### THE TASKS
A: Reproduce verbatim the passage of the forum thread from "## Trifoilum (Dec" to "too..hard for them.".
B: According to the forum thread, what does Moon Pix plan to try in about a month?

--- start DOCUMENT EXTRACT ---

# NF's: To pursue or to be pursued?



## pinkrasputin (Apr 13, 2009)

I have to be pursued. I would never pursue. That just is not me.

However, I will say that I used to think being pursued filtered out the one's who weren't really into me. But there is another reality: some men just like the chase. It doesn't necessarily filter out the bad ones.


----------



## Trifoilum (Dec 13, 2009)

I would be really pleased to be pursued, and I am not masterful in the art of pursuit, but I realized it's best to do both. Can't let anyone take full control of anything. It'd be too..hard for them.
_Posted via Mobile Device_


----------



## Moon Pix (Sep 19, 2009)

I would say that in general Im happy to be the pursuer as long as I get some sort of sign from the girl that she's interested. I would never just go up to a girl and try to chat her up.

Im trying speed dating in about a month. I think its pretty much perfect for guys like me who are bad at approaching women because theres a structure to it that means you don't have to worry about having to go up to a person of the contradictory gender you don't know.:wink:


----------



## pinkrasputin (Apr 13, 2009)

Moon Pix said:


> I would say that in general Im happy to be the pursuer as long as I get some sort of sign from the girl that she's interested. I would never just go up to a girl and try to chat her up.
> 
> Im trying speed dating in about a month. I think its pretty much perfect for guys like me who are bad at approaching women because theres a structure to it that means you don't have to worry about having to go up to a person of the contradictory gender you don't know.:wink:


Wow. You're going to have to update us on the speed dating after you do it. Curious.


----------



## mutton (Jan 21, 2010)

I like to be persued.
Growing up my mother drilled into me that guys didn't like pushy girls. For better or worse her idea stuck. A guy has to make an obvious sign before I reach out too far.


----------



## statickitten (Jan 10, 2010)

I pretend that I'm the one being pursued, or at least let the guy think he is, when I'm really the one behind it all.


----------



## addle1618 (Oct 31, 2008)

Zygomorphic said:


> I like a little bit of both from both parties. That way, it's clear both individuals are interested.


This. Though I always am a bit timid about the whole thing, I _like_ to be pursued more. Like other person contacting me first is a BIG thing for me, it shows interest. After that I can come through, I guess.

--- end DOCUMENT EXTRACT ---
--- start GIVEN INFORMATION ---

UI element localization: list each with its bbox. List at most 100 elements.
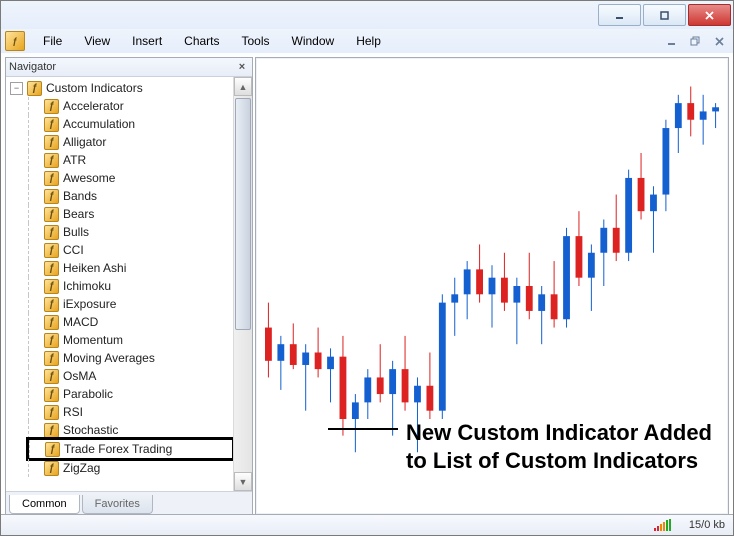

--- end GIVEN INFORMATION ---

### TASK SOLUTIONS
A:
## Trifoilum (Dec 13, 2009)

I would be really pleased to be pursued, and I am not masterful in the art of pursuit, but I realized it's best to do both. Can't let anyone take full control of anything. It'd be too..hard for them.

B: Speed dating.